Passage given »
In both approaches, the following two basic elements are distinguished: A psychometric 
model relating the probability of a correct response to student's (unknown) true level of 
functioning, and a loss structure evaluating the total costs and benefits for each possible 
combination of decision outcome and true level of functioning. Within the framework of Bayesian 
decision theory (e.g., DeGroot, 1970; Lehmann, 1959), optimal rules (i.e., Bayes rules) are obtained 
by minimizing the posterior expected losses associated with all possible decision outcomes. The 
Bayes principle assumes that prior knowledge about student's true level of functioning is available 
and can be characterized by a probability distribution called the prior.

Problems to solve »
1 > Rewrite the stretch of the passage on Bayesian decision rules beginning at "In both approaches, the" and stopping after "called the prior.", renaming "loss structure" as "cost structure".
2 > In the passage on Bayesian decision rules, how are optimal rules obtained?
3 > Carry on the passage on Bayesian decision rules from its last sentence.
The items aren't needed for any of this.

Data provided »

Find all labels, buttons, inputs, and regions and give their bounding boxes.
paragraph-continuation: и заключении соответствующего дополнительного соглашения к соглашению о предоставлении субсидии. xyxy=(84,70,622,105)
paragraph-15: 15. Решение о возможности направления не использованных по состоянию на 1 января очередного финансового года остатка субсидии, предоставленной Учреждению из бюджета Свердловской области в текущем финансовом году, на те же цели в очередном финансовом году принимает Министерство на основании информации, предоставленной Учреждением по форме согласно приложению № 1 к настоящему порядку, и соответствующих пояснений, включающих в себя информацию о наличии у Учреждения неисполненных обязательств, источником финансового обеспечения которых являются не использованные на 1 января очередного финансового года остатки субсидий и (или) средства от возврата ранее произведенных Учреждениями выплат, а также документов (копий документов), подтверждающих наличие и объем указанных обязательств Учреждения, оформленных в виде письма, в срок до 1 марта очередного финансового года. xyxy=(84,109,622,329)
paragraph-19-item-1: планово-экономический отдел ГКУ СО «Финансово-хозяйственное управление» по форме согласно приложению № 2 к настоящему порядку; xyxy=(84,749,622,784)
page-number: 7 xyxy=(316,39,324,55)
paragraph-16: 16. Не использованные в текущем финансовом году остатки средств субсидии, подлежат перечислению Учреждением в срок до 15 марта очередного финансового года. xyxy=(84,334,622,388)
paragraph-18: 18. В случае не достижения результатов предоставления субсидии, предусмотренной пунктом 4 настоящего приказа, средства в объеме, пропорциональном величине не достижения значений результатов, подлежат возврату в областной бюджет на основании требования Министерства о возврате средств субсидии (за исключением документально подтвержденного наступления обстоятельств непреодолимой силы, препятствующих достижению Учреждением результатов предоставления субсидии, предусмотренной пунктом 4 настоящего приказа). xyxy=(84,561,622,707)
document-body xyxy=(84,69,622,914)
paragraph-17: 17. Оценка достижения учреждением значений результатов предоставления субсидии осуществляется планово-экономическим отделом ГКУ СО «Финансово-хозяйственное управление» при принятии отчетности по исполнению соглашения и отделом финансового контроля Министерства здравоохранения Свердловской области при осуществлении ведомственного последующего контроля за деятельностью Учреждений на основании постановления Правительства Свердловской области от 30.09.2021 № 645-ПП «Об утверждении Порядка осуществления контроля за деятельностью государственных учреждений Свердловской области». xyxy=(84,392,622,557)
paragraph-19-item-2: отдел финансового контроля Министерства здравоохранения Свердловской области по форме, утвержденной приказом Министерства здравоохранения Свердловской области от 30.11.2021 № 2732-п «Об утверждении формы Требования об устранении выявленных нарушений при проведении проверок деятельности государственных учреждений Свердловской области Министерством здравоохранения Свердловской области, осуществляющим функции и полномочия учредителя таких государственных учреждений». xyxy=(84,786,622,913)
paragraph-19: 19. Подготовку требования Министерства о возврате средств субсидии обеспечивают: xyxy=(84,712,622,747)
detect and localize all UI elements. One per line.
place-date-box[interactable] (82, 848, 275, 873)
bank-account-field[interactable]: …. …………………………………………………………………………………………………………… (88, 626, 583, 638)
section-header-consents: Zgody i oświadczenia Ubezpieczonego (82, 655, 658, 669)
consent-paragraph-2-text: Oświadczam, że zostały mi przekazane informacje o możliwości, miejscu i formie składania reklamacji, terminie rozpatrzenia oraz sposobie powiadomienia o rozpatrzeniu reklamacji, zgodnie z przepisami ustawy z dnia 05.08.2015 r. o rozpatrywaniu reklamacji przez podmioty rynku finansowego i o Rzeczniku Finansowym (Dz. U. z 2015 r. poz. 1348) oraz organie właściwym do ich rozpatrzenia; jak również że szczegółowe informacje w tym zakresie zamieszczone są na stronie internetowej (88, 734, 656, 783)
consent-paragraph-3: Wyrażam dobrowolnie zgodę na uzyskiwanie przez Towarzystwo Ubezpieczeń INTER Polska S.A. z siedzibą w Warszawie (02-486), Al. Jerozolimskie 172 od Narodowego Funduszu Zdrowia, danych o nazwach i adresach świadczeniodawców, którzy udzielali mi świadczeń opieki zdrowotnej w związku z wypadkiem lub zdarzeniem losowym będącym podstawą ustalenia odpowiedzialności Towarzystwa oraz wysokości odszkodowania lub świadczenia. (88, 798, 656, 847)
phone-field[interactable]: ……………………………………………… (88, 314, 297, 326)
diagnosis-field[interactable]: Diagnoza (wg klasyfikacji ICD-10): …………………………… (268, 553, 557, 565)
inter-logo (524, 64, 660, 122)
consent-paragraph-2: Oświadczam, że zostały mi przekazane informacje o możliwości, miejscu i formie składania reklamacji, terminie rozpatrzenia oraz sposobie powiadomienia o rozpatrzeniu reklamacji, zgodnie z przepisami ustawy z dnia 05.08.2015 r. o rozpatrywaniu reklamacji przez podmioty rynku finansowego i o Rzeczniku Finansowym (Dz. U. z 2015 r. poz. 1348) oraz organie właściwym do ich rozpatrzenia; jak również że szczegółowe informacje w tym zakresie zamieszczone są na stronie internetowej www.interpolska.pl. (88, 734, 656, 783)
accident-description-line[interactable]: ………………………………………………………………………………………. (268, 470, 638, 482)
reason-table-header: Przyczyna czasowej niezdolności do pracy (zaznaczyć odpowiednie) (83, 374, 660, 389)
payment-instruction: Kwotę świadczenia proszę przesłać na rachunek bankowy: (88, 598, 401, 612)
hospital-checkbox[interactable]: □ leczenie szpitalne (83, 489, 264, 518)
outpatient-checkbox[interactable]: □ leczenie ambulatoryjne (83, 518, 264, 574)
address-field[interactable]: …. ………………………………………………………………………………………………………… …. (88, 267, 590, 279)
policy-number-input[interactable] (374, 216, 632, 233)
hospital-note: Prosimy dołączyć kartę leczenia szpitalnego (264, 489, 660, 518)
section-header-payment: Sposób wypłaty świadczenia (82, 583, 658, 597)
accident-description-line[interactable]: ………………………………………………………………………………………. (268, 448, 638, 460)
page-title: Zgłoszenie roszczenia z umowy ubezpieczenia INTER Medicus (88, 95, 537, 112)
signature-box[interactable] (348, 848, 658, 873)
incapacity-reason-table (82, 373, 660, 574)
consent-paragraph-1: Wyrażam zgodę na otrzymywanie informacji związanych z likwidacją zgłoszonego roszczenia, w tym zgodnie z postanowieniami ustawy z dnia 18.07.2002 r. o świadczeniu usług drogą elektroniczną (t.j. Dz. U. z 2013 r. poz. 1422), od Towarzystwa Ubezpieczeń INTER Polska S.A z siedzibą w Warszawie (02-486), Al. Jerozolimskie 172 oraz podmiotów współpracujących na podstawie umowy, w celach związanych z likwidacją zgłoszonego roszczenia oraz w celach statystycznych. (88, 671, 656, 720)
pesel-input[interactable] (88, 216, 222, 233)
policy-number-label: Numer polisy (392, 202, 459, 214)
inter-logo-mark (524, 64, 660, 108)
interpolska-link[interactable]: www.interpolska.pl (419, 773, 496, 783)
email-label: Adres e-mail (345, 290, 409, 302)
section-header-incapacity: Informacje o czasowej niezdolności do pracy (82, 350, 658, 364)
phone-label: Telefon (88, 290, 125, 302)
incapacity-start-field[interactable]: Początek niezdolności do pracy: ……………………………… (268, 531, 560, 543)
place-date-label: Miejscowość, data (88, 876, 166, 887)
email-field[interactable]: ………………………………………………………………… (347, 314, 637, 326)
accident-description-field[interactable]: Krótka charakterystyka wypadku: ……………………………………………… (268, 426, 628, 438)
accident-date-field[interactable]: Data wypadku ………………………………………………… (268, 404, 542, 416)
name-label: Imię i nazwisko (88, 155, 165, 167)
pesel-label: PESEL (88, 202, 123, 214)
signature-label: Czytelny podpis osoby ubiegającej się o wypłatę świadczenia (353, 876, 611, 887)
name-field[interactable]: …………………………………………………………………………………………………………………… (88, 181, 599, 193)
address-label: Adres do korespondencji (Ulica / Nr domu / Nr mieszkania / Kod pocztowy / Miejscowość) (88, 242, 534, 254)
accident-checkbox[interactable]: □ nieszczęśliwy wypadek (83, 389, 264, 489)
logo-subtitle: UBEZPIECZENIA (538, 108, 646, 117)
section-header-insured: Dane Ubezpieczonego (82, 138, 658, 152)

Replies »
1 >
In both approaches, the following two basic elements are distinguished: A psychometric 
model relating the probability of a correct response to student's (unknown) true level of 
functioning, and a cost structure evaluating the total costs and benefits for each possible 
combination of decision outcome and true level of functioning. Within the framework of Bayesian 
decision theory (e.g., DeGroot, 1970; Lehmann, 1959), optimal rules (i.e., Bayes rules) are obtained 
by minimizing the posterior expected losses associated with all possible decision outcomes. The 
Bayes principle assumes that prior knowledge about student's true level of functioning is available 
and can be characterized by a probability distribution called the prior.

2 > By minimizing the posterior expected losses associated with all possible decision outcomes.

3 >
Using minimax decision theory (e.g., DeGroot, 1970; Lehmann, 1959), optimal rules (i.e., 
minimax rules) are obtained by minimizing the maximum expected losses associated with all 
possible decision rules. Decision rules are hereby prescriptions specifying for each possible 
observed test score what action has to be taken. In fact, the minimax principle assumes that it is 
best to prepare for the worst and to establish the maximum expected loss for each possible decision 
rule (e.g., van der Linden, 1981). In other words, the minimax decision rule is a bit conservative 
and pessimistic (Coombs, Dawes, & Tversky, 1970). 

The test at the end of the treatment does not necessarily have to be a fixed-length mastery 
test but might also be a variable-length mastery test. In this case, in addition to the actions declaring 
mastery or nonmastery, also the action of continuing sampling and administering another item is 
available. Variable-length mastery tests are designed with the goal of maximizing the probability of 
making correct classification decisions (i.e., mastery and nonmastery) while at the same time 
minimizing test length (Lewis & Sheehan, 1990). 

The purpose of this paper is to derive optimal rules for variable-length mastery tests.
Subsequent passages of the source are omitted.